▶ What you are asked to do:
Determine the number of lines that contain the word "并不局限于", then state that number and nothing more.

____

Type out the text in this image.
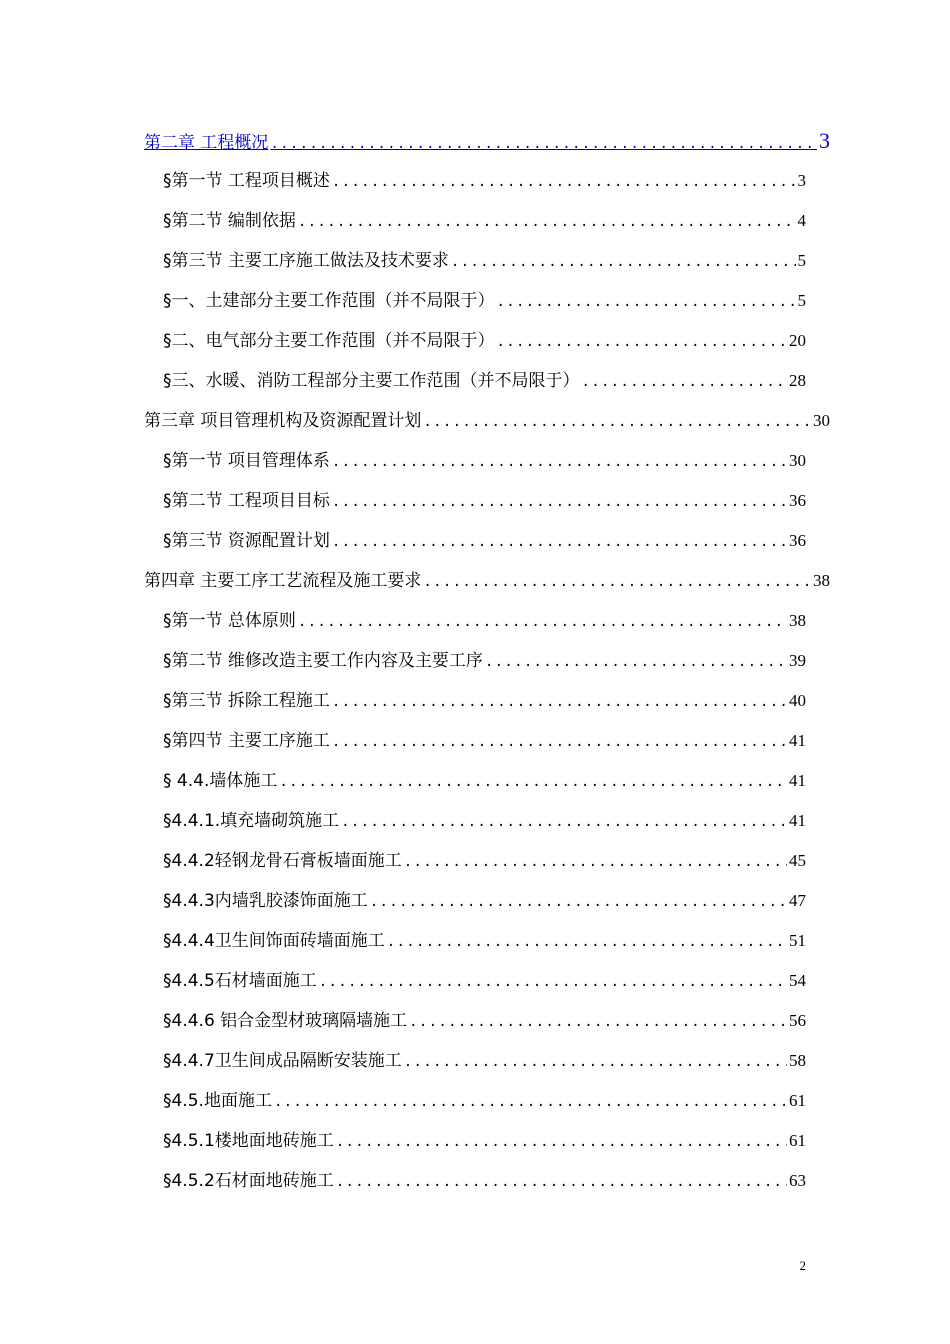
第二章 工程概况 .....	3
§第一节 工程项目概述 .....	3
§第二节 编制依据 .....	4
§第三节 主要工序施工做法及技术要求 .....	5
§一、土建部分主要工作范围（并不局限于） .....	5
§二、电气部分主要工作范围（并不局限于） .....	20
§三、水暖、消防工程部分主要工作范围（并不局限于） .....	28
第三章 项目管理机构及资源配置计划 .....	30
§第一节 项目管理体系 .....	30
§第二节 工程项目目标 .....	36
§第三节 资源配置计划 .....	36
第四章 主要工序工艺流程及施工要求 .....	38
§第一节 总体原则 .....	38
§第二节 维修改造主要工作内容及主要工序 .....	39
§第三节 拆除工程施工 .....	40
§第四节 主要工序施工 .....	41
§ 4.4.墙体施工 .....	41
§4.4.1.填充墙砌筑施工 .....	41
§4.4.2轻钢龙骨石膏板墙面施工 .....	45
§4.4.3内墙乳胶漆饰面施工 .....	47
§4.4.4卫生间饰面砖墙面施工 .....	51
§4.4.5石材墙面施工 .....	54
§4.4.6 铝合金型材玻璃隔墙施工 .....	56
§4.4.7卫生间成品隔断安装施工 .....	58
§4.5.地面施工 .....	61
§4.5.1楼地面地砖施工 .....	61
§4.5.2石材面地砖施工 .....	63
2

____

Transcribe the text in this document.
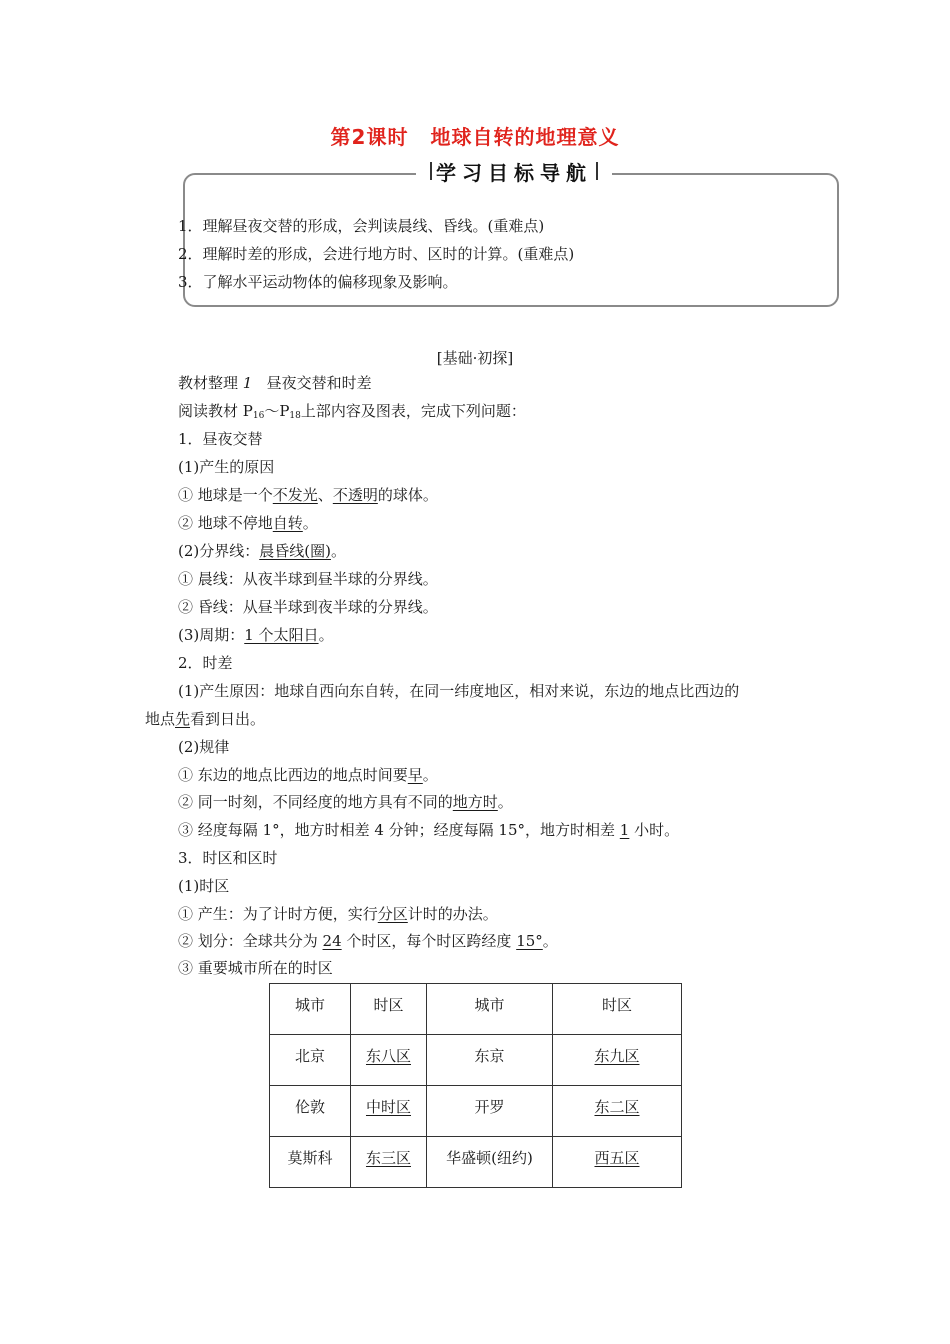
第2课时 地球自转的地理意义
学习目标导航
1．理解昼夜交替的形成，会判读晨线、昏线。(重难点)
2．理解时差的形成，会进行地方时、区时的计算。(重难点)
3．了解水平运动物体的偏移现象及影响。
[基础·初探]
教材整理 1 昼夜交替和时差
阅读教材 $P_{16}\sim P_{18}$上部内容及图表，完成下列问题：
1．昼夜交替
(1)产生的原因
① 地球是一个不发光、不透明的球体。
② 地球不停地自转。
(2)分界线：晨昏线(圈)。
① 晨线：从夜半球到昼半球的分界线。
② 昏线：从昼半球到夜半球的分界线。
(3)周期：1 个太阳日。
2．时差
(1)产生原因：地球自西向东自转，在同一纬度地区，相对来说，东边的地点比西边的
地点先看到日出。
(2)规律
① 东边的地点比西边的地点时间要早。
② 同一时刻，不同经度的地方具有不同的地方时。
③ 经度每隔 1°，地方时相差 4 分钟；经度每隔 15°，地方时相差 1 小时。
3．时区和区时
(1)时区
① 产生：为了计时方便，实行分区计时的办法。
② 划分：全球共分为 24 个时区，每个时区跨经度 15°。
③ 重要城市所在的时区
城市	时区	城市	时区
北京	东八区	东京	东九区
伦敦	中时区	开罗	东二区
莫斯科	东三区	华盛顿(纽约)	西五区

____

▶ Written answer:
3